(Figure record listings)
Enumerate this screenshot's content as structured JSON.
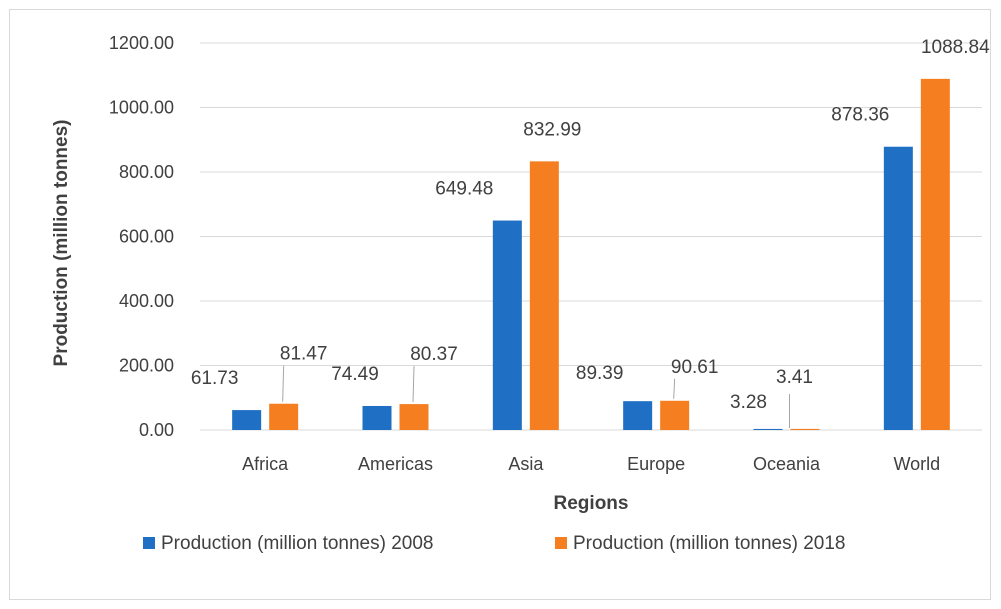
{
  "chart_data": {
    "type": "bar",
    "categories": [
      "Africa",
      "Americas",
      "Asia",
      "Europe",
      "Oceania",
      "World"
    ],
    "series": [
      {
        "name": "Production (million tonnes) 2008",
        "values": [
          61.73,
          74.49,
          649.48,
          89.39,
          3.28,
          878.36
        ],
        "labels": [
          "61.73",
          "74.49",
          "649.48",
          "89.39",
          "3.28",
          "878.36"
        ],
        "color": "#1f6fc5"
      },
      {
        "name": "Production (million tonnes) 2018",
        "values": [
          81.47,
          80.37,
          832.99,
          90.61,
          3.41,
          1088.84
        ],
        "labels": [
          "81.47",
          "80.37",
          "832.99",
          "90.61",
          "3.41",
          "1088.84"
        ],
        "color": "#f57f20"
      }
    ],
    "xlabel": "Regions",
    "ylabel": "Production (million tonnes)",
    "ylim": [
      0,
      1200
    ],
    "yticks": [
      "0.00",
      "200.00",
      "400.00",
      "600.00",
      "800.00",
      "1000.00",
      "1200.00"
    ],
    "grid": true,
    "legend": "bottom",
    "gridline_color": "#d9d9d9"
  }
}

# Stated goal
Print every entry exactly as written, without the pictures.

# Result of this exercise
Enumerate this screenshot's content as structured JSON.
{
  "chart_data": {
    "type": "bar",
    "categories": [
      "Africa",
      "Americas",
      "Asia",
      "Europe",
      "Oceania",
      "World"
    ],
    "series": [
      {
        "name": "Production (million tonnes) 2008",
        "values": [
          61.73,
          74.49,
          649.48,
          89.39,
          3.28,
          878.36
        ],
        "labels": [
          "61.73",
          "74.49",
          "649.48",
          "89.39",
          "3.28",
          "878.36"
        ],
        "color": "#1f6fc5"
      },
      {
        "name": "Production (million tonnes) 2018",
        "values": [
          81.47,
          80.37,
          832.99,
          90.61,
          3.41,
          1088.84
        ],
        "labels": [
          "81.47",
          "80.37",
          "832.99",
          "90.61",
          "3.41",
          "1088.84"
        ],
        "color": "#f57f20"
      }
    ],
    "xlabel": "Regions",
    "ylabel": "Production (million tonnes)",
    "ylim": [
      0,
      1200
    ],
    "yticks": [
      "0.00",
      "200.00",
      "400.00",
      "600.00",
      "800.00",
      "1000.00",
      "1200.00"
    ],
    "grid": true,
    "legend": "bottom",
    "gridline_color": "#d9d9d9"
  }
}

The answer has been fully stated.